[start]

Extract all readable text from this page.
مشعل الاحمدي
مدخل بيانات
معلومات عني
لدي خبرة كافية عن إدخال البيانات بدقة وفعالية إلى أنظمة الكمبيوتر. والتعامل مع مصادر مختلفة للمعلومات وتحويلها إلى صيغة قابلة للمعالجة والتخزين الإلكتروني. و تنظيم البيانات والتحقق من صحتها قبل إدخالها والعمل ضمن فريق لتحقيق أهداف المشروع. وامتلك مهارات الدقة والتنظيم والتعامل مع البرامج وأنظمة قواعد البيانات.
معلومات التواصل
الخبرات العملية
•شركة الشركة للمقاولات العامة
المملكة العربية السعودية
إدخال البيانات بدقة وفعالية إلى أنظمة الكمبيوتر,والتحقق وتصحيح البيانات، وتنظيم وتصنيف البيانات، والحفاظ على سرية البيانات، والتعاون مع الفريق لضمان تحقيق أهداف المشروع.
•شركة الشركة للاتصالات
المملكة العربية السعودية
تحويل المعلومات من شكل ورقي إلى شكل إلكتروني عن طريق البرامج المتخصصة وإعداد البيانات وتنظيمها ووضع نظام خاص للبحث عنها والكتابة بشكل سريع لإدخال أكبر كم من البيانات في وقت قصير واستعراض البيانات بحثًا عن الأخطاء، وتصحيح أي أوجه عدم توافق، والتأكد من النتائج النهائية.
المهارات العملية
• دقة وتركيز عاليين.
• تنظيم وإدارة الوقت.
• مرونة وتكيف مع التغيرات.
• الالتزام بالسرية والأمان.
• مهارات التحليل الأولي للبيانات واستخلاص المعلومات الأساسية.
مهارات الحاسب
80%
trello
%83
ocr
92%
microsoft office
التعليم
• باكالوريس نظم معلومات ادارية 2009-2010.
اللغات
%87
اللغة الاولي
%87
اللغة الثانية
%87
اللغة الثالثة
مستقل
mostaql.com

[end]

Written problem: Look through the material and copy each line that has "وتصحيح".

Exercise solution:
إدخال البيانات بدقة وفعالية إلى أنظمة الكمبيوتر,والتحقق وتصحيح البيانات، وتنظيم وتصنيف البيانات، والحفاظ على سرية البيانات، والتعاون مع الفريق لضمان تحقيق أهداف المشروع.
تحويل المعلومات من شكل ورقي إلى شكل إلكتروني عن طريق البرامج المتخصصة وإعداد البيانات وتنظيمها ووضع نظام خاص للبحث عنها والكتابة بشكل سريع لإدخال أكبر كم من البيانات في وقت قصير واستعراض البيانات بحثًا عن الأخطاء، وتصحيح أي أوجه عدم توافق، والتأكد من النتائج النهائية.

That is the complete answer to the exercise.